#### MATERIAL FOR THE TASK ####

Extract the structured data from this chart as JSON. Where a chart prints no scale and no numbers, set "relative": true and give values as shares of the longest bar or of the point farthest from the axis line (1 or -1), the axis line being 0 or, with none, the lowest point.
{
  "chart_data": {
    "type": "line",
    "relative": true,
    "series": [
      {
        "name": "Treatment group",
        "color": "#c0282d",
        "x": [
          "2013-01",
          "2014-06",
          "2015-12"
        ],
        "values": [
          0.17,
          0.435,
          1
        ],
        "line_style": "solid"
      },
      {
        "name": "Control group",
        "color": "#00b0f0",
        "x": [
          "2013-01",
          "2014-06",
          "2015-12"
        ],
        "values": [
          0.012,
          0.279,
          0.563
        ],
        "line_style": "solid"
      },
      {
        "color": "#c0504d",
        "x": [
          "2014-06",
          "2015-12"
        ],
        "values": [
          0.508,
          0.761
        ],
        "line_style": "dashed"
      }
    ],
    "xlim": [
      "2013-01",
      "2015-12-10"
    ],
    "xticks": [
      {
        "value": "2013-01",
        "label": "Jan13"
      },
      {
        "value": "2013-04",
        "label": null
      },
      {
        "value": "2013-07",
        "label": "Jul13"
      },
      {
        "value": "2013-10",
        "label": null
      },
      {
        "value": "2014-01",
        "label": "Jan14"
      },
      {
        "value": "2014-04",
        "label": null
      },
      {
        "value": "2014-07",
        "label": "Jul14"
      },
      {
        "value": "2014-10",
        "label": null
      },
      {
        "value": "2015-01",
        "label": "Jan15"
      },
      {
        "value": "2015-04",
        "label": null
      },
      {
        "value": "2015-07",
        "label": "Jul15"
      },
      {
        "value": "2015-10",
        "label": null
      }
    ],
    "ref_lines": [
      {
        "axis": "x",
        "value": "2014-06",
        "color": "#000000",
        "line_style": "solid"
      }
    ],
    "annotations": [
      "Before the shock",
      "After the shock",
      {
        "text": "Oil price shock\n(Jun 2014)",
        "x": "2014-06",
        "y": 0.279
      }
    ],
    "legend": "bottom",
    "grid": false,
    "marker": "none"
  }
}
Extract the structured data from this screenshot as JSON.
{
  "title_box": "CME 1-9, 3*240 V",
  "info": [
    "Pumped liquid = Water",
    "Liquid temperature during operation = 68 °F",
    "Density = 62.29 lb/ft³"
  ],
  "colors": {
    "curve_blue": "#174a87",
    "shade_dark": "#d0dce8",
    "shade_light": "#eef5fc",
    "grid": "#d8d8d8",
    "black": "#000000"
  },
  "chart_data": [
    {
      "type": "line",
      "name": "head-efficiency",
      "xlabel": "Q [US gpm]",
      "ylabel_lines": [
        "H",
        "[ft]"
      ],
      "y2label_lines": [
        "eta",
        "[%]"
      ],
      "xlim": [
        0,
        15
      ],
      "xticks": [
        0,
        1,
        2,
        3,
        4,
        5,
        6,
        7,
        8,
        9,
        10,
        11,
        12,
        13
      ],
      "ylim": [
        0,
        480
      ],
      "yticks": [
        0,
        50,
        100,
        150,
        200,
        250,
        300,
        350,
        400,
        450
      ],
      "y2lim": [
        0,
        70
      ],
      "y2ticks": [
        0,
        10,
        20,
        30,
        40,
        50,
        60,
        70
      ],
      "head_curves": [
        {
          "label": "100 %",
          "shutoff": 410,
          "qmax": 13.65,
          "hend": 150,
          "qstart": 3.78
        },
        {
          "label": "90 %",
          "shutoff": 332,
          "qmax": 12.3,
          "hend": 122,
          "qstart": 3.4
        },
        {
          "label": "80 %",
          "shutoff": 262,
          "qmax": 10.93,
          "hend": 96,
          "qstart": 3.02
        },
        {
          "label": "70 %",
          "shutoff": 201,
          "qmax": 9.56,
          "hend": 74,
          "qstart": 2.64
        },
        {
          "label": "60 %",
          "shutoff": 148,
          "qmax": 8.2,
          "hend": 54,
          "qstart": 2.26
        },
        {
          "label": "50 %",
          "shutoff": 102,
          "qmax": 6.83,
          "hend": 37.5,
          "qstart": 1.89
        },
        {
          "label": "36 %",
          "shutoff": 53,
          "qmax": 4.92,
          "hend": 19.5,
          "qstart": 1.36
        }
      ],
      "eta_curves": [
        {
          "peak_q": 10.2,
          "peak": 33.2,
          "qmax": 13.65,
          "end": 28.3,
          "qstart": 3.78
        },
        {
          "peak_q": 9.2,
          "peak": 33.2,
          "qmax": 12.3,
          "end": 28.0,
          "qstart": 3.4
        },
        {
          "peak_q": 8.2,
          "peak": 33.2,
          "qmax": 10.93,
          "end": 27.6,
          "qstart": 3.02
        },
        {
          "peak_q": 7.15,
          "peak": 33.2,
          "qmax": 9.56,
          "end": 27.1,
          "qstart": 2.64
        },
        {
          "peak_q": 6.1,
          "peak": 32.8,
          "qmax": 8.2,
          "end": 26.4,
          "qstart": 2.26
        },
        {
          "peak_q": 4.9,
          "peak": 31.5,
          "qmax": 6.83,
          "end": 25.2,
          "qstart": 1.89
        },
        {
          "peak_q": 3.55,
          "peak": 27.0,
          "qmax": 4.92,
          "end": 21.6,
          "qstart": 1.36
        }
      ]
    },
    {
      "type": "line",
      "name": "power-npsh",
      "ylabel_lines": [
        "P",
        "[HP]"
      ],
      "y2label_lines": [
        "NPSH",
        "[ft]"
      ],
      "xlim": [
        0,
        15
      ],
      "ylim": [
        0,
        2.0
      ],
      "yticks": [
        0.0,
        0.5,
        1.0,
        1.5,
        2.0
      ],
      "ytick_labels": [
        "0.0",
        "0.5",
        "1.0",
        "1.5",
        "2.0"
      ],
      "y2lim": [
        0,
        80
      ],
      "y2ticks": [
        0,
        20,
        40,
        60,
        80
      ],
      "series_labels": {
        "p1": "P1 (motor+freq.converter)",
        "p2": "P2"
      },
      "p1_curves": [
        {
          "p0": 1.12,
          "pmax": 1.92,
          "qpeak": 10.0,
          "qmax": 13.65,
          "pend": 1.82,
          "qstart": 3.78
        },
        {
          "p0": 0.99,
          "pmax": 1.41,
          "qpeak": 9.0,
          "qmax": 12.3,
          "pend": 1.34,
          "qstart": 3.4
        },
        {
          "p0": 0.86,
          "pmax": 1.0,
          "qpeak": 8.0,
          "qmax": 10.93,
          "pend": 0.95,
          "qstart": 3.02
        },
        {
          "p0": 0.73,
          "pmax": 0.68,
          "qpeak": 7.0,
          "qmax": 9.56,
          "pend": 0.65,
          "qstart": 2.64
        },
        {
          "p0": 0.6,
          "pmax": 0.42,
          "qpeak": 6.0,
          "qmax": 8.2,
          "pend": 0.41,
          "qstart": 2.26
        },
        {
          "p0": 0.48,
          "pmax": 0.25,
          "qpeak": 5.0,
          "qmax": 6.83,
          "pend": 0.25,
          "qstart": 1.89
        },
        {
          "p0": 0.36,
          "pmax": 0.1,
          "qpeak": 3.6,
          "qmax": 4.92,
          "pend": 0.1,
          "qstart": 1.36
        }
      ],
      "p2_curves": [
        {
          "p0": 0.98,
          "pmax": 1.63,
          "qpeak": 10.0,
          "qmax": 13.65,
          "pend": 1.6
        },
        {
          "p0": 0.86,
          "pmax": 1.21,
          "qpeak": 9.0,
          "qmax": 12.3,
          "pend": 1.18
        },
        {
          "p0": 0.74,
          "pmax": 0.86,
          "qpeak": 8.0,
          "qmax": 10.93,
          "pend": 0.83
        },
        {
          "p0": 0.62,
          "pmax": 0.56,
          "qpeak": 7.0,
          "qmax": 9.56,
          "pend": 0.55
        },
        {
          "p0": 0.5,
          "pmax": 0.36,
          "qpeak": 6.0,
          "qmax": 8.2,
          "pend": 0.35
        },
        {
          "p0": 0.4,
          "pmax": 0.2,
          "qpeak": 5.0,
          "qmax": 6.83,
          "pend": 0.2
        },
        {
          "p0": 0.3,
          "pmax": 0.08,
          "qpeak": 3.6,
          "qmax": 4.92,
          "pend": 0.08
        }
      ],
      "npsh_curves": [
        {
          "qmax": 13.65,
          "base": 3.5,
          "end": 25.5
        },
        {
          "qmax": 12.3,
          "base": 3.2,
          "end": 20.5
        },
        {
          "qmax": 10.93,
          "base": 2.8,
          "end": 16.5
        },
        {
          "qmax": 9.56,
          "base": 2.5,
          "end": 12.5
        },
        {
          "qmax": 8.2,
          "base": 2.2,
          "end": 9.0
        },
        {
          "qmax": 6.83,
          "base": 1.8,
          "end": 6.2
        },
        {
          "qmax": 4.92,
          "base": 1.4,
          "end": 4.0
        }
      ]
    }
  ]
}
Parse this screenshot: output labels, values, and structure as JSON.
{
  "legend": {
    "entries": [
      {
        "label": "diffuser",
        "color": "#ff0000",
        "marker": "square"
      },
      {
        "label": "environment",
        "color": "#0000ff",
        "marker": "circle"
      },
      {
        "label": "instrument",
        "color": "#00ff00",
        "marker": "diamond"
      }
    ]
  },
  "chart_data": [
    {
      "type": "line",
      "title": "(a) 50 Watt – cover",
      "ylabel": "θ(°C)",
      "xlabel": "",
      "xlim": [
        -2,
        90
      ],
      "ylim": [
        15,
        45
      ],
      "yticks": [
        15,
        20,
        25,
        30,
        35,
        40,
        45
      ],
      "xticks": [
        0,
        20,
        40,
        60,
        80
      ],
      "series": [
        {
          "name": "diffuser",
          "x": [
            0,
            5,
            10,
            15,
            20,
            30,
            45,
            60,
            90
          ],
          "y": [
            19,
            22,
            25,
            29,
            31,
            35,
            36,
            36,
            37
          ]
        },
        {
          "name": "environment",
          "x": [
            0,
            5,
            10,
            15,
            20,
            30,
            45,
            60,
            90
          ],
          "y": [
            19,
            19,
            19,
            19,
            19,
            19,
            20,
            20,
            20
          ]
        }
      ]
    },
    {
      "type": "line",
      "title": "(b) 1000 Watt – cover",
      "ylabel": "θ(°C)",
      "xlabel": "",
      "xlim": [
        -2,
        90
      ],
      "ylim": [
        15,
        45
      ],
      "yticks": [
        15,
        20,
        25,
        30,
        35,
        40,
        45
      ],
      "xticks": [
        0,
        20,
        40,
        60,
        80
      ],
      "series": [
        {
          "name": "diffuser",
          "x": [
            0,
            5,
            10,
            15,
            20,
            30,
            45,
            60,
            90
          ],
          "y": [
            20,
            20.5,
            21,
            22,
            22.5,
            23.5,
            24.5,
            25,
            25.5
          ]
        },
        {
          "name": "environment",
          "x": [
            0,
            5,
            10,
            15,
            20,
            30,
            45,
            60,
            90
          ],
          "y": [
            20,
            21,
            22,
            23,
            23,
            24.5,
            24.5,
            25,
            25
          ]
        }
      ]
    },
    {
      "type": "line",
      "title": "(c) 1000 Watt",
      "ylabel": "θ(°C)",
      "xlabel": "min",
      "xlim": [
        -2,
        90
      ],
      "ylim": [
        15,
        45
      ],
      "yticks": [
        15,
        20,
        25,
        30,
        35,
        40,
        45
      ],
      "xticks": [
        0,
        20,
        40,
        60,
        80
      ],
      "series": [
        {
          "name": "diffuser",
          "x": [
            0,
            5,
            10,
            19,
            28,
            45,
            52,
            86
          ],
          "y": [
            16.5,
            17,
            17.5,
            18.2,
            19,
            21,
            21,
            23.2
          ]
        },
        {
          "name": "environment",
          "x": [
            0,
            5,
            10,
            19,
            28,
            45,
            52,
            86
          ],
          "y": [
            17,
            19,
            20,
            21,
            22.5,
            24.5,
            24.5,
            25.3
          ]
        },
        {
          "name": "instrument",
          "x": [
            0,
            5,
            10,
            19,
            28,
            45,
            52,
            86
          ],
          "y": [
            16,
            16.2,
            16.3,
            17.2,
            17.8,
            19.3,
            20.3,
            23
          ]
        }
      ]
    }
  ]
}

####

[WHAT IS REQUIRED]:
Return only the number of lines in the data above that include the word "hend".

[FULL RESPONSE]:
7